• **PROBLEM DESCRIPTION**
Transcribe the records in full, keeping every character as it is.

• **INPUT RECORDS**
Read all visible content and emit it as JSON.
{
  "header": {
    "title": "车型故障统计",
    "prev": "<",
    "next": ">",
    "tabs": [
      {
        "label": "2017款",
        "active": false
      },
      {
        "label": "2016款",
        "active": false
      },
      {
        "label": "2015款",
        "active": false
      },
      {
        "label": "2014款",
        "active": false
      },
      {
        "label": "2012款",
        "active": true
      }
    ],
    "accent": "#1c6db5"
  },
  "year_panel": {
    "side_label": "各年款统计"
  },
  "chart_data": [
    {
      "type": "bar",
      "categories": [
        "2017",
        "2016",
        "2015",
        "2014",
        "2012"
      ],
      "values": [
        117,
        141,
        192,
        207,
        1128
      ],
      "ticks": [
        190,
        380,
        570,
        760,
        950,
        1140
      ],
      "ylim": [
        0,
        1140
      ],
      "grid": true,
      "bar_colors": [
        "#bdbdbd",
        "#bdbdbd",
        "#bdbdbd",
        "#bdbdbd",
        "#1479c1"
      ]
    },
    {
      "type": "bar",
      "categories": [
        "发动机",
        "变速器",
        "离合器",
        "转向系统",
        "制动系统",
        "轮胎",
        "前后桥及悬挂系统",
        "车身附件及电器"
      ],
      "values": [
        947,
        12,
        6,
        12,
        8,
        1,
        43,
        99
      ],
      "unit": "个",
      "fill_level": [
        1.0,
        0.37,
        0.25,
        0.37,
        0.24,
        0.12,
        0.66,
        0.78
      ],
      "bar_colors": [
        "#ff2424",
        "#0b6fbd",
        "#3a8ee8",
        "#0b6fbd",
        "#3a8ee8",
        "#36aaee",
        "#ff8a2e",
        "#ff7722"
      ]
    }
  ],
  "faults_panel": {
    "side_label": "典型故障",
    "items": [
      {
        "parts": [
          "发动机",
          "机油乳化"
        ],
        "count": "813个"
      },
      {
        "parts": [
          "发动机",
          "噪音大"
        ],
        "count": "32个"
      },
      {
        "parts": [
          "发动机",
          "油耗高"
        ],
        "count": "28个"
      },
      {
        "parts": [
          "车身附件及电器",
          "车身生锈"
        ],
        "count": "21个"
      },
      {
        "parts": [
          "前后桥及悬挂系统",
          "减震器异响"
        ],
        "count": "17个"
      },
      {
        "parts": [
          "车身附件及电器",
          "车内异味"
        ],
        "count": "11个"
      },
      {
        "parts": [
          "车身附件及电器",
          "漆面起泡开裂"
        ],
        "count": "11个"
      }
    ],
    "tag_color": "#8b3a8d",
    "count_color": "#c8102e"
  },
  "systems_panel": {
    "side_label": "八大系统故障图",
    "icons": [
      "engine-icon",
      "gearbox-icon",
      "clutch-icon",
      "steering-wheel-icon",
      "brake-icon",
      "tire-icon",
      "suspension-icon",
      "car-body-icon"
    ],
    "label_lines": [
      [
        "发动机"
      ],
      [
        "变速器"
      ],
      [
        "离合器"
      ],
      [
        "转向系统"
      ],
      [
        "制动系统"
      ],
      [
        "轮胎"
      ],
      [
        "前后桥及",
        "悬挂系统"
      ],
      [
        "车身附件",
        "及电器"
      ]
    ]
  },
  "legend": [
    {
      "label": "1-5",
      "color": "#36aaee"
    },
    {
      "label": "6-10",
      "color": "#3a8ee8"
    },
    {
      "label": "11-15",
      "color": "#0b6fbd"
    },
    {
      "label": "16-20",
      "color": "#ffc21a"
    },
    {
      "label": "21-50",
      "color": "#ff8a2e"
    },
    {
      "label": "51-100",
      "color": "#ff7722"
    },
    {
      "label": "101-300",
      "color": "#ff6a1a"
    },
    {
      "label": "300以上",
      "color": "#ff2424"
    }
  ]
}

• **THE REPLY**
Read all visible content and emit it as JSON.
{
  "header": {
    "title": "车型故障统计",
    "prev": "<",
    "next": ">",
    "tabs": [
      {
        "label": "2017款",
        "active": false
      },
      {
        "label": "2016款",
        "active": false
      },
      {
        "label": "2015款",
        "active": false
      },
      {
        "label": "2014款",
        "active": false
      },
      {
        "label": "2012款",
        "active": true
      }
    ],
    "accent": "#1c6db5"
  },
  "year_panel": {
    "side_label": "各年款统计"
  },
  "chart_data": [
    {
      "type": "bar",
      "categories": [
        "2017",
        "2016",
        "2015",
        "2014",
        "2012"
      ],
      "values": [
        117,
        141,
        192,
        207,
        1128
      ],
      "ticks": [
        190,
        380,
        570,
        760,
        950,
        1140
      ],
      "ylim": [
        0,
        1140
      ],
      "grid": true,
      "bar_colors": [
        "#bdbdbd",
        "#bdbdbd",
        "#bdbdbd",
        "#bdbdbd",
        "#1479c1"
      ]
    },
    {
      "type": "bar",
      "categories": [
        "发动机",
        "变速器",
        "离合器",
        "转向系统",
        "制动系统",
        "轮胎",
        "前后桥及悬挂系统",
        "车身附件及电器"
      ],
      "values": [
        947,
        12,
        6,
        12,
        8,
        1,
        43,
        99
      ],
      "unit": "个",
      "fill_level": [
        1.0,
        0.37,
        0.25,
        0.37,
        0.24,
        0.12,
        0.66,
        0.78
      ],
      "bar_colors": [
        "#ff2424",
        "#0b6fbd",
        "#3a8ee8",
        "#0b6fbd",
        "#3a8ee8",
        "#36aaee",
        "#ff8a2e",
        "#ff7722"
      ]
    }
  ],
  "faults_panel": {
    "side_label": "典型故障",
    "items": [
      {
        "parts": [
          "发动机",
          "机油乳化"
        ],
        "count": "813个"
      },
      {
        "parts": [
          "发动机",
          "噪音大"
        ],
        "count": "32个"
      },
      {
        "parts": [
          "发动机",
          "油耗高"
        ],
        "count": "28个"
      },
      {
        "parts": [
          "车身附件及电器",
          "车身生锈"
        ],
        "count": "21个"
      },
      {
        "parts": [
          "前后桥及悬挂系统",
          "减震器异响"
        ],
        "count": "17个"
      },
      {
        "parts": [
          "车身附件及电器",
          "车内异味"
        ],
        "count": "11个"
      },
      {
        "parts": [
          "车身附件及电器",
          "漆面起泡开裂"
        ],
        "count": "11个"
      }
    ],
    "tag_color": "#8b3a8d",
    "count_color": "#c8102e"
  },
  "systems_panel": {
    "side_label": "八大系统故障图",
    "icons": [
      "engine-icon",
      "gearbox-icon",
      "clutch-icon",
      "steering-wheel-icon",
      "brake-icon",
      "tire-icon",
      "suspension-icon",
      "car-body-icon"
    ],
    "label_lines": [
      [
        "发动机"
      ],
      [
        "变速器"
      ],
      [
        "离合器"
      ],
      [
        "转向系统"
      ],
      [
        "制动系统"
      ],
      [
        "轮胎"
      ],
      [
        "前后桥及",
        "悬挂系统"
      ],
      [
        "车身附件",
        "及电器"
      ]
    ]
  },
  "legend": [
    {
      "label": "1-5",
      "color": "#36aaee"
    },
    {
      "label": "6-10",
      "color": "#3a8ee8"
    },
    {
      "label": "11-15",
      "color": "#0b6fbd"
    },
    {
      "label": "16-20",
      "color": "#ffc21a"
    },
    {
      "label": "21-50",
      "color": "#ff8a2e"
    },
    {
      "label": "51-100",
      "color": "#ff7722"
    },
    {
      "label": "101-300",
      "color": "#ff6a1a"
    },
    {
      "label": "300以上",
      "color": "#ff2424"
    }
  ]
}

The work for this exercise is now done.